▸ **Given request**
Look for "dodging" in each line of the entries, and return the matching lines.

── Records ──

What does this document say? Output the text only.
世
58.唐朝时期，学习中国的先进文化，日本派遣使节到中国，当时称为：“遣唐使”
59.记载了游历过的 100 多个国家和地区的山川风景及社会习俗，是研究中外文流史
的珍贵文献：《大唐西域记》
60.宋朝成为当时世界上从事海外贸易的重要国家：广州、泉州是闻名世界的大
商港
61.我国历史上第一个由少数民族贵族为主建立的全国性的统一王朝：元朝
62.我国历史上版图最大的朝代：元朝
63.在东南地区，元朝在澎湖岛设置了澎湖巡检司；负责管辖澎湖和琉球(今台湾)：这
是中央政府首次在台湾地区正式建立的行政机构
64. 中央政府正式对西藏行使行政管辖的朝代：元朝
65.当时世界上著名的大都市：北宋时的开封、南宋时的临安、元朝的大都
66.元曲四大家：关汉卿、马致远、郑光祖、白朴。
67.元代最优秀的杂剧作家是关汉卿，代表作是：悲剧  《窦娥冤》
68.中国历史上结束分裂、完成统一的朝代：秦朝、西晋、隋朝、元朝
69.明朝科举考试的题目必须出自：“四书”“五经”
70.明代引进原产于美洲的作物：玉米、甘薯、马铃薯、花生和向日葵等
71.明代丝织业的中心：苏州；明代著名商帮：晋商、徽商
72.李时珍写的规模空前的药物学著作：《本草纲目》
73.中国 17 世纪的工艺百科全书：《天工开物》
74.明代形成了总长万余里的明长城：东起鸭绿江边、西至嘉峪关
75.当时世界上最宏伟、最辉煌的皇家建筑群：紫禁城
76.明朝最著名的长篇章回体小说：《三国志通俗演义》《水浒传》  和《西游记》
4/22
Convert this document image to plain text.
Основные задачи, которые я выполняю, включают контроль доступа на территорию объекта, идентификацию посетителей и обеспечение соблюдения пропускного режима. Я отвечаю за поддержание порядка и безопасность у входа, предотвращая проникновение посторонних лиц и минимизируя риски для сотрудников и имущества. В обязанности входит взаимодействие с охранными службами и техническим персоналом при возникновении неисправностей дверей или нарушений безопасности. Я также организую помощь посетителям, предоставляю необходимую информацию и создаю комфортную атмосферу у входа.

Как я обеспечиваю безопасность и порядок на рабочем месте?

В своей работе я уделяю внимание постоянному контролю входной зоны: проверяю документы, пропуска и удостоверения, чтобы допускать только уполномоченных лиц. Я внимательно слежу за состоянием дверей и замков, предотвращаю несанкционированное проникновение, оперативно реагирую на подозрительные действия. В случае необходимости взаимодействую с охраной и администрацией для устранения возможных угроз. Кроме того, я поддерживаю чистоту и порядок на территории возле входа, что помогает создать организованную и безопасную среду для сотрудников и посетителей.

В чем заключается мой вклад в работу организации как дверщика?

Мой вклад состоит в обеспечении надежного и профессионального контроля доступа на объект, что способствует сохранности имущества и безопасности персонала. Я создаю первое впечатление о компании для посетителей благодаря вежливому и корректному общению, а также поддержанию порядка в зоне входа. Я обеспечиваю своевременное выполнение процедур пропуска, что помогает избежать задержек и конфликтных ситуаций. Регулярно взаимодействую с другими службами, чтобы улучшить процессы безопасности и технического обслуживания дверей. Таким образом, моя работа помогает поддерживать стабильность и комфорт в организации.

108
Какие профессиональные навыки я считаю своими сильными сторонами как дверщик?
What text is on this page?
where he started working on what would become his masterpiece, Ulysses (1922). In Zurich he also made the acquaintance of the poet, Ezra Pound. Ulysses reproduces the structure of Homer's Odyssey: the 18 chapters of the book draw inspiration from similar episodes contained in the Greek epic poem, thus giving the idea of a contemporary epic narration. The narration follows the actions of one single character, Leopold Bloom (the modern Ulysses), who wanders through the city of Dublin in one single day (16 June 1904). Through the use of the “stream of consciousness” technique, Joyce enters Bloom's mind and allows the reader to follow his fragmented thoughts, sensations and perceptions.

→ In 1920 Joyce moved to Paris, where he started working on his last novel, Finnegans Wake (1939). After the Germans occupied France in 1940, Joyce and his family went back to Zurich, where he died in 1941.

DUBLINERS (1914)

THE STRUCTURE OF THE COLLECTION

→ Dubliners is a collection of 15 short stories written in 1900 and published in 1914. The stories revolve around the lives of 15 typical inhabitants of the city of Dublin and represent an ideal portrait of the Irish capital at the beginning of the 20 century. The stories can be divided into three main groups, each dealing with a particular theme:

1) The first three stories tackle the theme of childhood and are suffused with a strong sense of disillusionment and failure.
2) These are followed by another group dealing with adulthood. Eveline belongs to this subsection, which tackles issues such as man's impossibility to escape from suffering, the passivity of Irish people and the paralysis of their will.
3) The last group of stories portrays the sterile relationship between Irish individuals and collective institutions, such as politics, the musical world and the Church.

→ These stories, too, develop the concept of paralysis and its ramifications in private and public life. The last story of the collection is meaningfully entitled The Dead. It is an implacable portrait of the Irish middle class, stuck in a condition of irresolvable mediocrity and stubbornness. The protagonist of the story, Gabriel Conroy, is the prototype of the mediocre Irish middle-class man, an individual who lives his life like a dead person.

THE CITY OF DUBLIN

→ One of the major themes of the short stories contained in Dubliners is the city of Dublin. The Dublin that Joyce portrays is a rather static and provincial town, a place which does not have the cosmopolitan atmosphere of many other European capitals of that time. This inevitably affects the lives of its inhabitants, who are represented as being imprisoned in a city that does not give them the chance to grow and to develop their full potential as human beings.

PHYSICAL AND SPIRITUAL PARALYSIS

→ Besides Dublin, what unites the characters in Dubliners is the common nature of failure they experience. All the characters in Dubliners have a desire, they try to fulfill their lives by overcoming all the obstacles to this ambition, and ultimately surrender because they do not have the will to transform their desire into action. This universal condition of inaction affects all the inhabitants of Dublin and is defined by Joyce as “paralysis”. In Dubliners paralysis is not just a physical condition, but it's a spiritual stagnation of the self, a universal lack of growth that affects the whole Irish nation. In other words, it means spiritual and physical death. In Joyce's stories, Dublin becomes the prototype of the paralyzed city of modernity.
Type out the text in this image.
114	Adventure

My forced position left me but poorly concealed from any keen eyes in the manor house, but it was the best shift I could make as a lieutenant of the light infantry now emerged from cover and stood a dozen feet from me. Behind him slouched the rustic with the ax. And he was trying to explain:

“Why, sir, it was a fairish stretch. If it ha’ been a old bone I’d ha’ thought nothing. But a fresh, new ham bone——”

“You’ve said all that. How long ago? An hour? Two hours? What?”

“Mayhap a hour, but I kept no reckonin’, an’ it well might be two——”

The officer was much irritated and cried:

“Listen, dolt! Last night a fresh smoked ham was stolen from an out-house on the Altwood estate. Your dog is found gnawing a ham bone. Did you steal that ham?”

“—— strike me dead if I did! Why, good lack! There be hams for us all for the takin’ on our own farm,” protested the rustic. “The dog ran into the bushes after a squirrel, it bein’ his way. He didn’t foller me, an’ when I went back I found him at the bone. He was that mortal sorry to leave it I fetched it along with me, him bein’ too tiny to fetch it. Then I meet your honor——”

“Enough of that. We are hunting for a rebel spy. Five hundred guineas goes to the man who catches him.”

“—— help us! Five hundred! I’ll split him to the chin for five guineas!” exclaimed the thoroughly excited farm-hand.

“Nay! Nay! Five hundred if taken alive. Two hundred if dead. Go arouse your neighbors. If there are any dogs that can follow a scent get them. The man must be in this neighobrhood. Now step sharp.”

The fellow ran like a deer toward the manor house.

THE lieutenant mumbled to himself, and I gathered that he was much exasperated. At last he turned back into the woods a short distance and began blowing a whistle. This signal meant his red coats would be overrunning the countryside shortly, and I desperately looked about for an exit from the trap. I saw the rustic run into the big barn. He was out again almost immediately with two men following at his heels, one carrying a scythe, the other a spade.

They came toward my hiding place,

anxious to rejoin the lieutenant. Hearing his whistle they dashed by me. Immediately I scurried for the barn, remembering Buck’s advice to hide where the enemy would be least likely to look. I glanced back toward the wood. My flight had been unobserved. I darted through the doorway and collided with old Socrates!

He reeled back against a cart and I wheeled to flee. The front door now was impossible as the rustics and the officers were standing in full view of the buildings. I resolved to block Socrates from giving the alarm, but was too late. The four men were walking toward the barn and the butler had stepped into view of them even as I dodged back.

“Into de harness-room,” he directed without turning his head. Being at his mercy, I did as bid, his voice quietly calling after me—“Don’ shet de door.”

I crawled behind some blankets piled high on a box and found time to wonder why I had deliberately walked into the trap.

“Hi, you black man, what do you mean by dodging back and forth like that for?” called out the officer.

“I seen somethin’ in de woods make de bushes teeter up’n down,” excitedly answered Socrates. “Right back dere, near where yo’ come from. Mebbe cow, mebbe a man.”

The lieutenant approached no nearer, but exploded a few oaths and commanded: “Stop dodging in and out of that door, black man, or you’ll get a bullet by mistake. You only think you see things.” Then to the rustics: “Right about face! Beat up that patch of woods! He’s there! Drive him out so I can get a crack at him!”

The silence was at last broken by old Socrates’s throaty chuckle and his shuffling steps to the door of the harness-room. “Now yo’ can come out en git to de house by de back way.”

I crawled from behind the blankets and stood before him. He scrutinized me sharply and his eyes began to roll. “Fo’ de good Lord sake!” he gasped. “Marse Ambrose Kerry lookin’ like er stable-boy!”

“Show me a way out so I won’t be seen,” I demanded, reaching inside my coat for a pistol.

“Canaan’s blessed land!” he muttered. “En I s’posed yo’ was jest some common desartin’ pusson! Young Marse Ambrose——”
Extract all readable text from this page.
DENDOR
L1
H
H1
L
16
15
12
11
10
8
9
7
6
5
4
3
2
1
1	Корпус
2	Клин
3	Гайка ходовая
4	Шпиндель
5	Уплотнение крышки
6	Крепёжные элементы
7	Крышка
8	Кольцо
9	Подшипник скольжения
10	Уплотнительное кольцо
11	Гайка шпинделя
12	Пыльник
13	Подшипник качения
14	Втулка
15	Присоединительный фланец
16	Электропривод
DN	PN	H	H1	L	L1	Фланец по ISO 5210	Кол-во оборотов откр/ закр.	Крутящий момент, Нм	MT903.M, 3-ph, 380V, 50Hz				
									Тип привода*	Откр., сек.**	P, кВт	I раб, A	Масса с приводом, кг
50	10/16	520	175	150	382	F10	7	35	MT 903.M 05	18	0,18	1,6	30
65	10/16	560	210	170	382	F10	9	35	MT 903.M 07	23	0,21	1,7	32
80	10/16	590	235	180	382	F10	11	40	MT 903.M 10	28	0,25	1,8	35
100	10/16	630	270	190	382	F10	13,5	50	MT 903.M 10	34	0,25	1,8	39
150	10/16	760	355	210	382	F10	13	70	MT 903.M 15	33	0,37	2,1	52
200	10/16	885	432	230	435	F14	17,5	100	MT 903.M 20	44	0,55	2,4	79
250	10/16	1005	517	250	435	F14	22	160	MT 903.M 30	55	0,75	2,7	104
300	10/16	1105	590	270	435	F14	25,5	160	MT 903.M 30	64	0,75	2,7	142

───

▸ **Solved exercise**
“Hi, you black man, what do you mean by dodging back and forth like that for?” called out the officer.
The lieutenant approached no nearer, but exploded a few oaths and commanded: “Stop dodging in and out of that door, black man, or you’ll get a bullet by mistake. You only think you see things.” Then to the rustics: “Right about face! Beat up that patch of woods! He’s there! Drive him out so I can get a crack at him!”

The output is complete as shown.